:: Provided information ::
'''

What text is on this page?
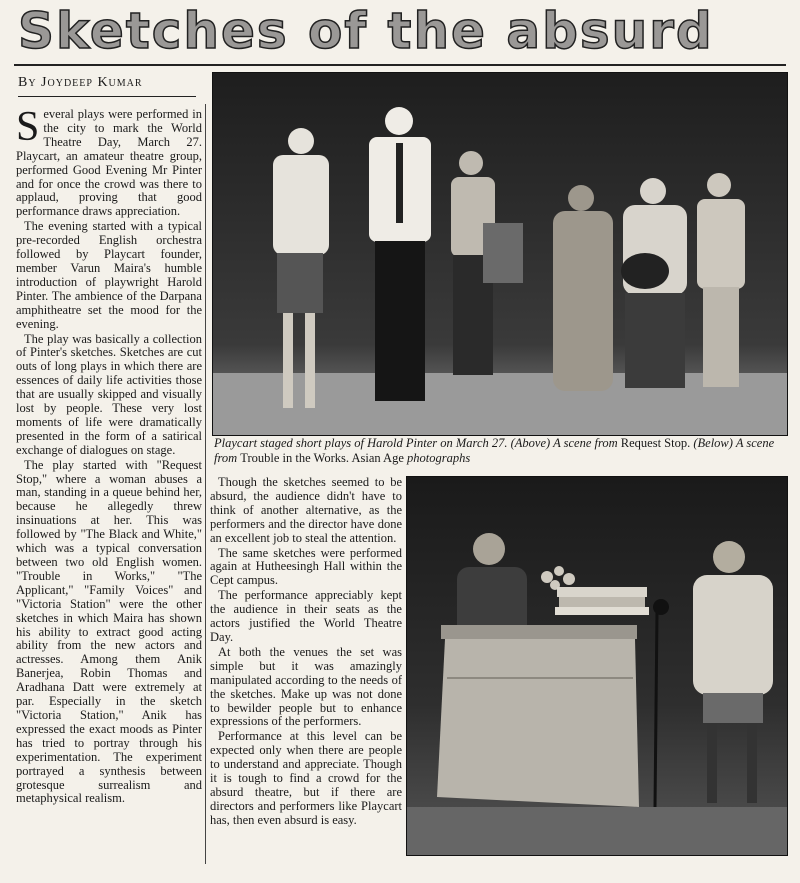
Sketches of the absurd
By Joydeep Kumar

Several plays were performed in the city to mark the World Theatre Day, March 27. Playcart, an amateur theatre group, performed Good Evening Mr Pinter and for once the crowd was there to applaud, proving that good performance draws appreciation.

The evening started with a typical pre-recorded English orchestra followed by Playcart founder, member Varun Maira's humble introduction of playwright Harold Pinter. The ambience of the Darpana amphitheatre set the mood for the evening.

The play was basically a collection of Pinter's sketches. Sketches are cut outs of long plays in which there are essences of daily life activities those that are usually skipped and visually lost by people. These very lost moments of life were dramatically presented in the form of a satirical exchange of dialogues on stage.

The play started with "Request Stop," where a woman abuses a man, standing in a queue behind her, because he allegedly threw insinuations at her. This was followed by "The Black and White," which was a typical conversation between two old English women. "Trouble in Works," "The Applicant," "Family Voices" and "Victoria Station" were the other sketches in which Maira has shown his ability to extract good acting ability from the new actors and actresses. Among them Anik Banerjea, Robin Thomas and Aradhana Datt were extremely at par. Especially in the sketch "Victoria Station," Anik has expressed the exact moods as Pinter has tried to portray through his experimentation. The experiment portrayed a synthesis between grotesque surrealism and metaphysical realism.

Playcart staged short plays of Harold Pinter on March 27. (Above) A scene from Request Stop. (Below) A scene from Trouble in the Works. Asian Age photographs

Though the sketches seemed to be absurd, the audience didn't have to think of another alternative, as the performers and the director have done an excellent job to steal the attention.

The same sketches were performed again at Hutheesingh Hall within the Cept campus.

The performance appreciably kept the audience in their seats as the actors justified the World Theatre Day.

At both the venues the set was simple but it was amazingly manipulated according to the needs of the sketches. Make up was not done to bewilder people but to enhance expressions of the performers.

Performance at this level can be expected only when there are people to understand and appreciate. Though it is tough to find a crowd for the absurd theatre, but if there are directors and performers like Playcart has, then even absurd is easy.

'''

:: Written task ::
Return all of the data exactly as written, and drop the pictures.

:: Solved exercise ::
What text is on this page?
Sketches of the absurd
By Joydeep Kumar

Several plays were performed in the city to mark the World Theatre Day, March 27. Playcart, an amateur theatre group, performed Good Evening Mr Pinter and for once the crowd was there to applaud, proving that good performance draws appreciation.

The evening started with a typical pre-recorded English orchestra followed by Playcart founder, member Varun Maira's humble introduction of playwright Harold Pinter. The ambience of the Darpana amphitheatre set the mood for the evening.

The play was basically a collection of Pinter's sketches. Sketches are cut outs of long plays in which there are essences of daily life activities those that are usually skipped and visually lost by people. These very lost moments of life were dramatically presented in the form of a satirical exchange of dialogues on stage.

The play started with "Request Stop," where a woman abuses a man, standing in a queue behind her, because he allegedly threw insinuations at her. This was followed by "The Black and White," which was a typical conversation between two old English women. "Trouble in Works," "The Applicant," "Family Voices" and "Victoria Station" were the other sketches in which Maira has shown his ability to extract good acting ability from the new actors and actresses. Among them Anik Banerjea, Robin Thomas and Aradhana Datt were extremely at par. Especially in the sketch "Victoria Station," Anik has expressed the exact moods as Pinter has tried to portray through his experimentation. The experiment portrayed a synthesis between grotesque surrealism and metaphysical realism.

Playcart staged short plays of Harold Pinter on March 27. (Above) A scene from Request Stop. (Below) A scene from Trouble in the Works. Asian Age photographs

Though the sketches seemed to be absurd, the audience didn't have to think of another alternative, as the performers and the director have done an excellent job to steal the attention.

The same sketches were performed again at Hutheesingh Hall within the Cept campus.

The performance appreciably kept the audience in their seats as the actors justified the World Theatre Day.

At both the venues the set was simple but it was amazingly manipulated according to the needs of the sketches. Make up was not done to bewilder people but to enhance expressions of the performers.

Performance at this level can be expected only when there are people to understand and appreciate. Though it is tough to find a crowd for the absurd theatre, but if there are directors and performers like Playcart has, then even absurd is easy.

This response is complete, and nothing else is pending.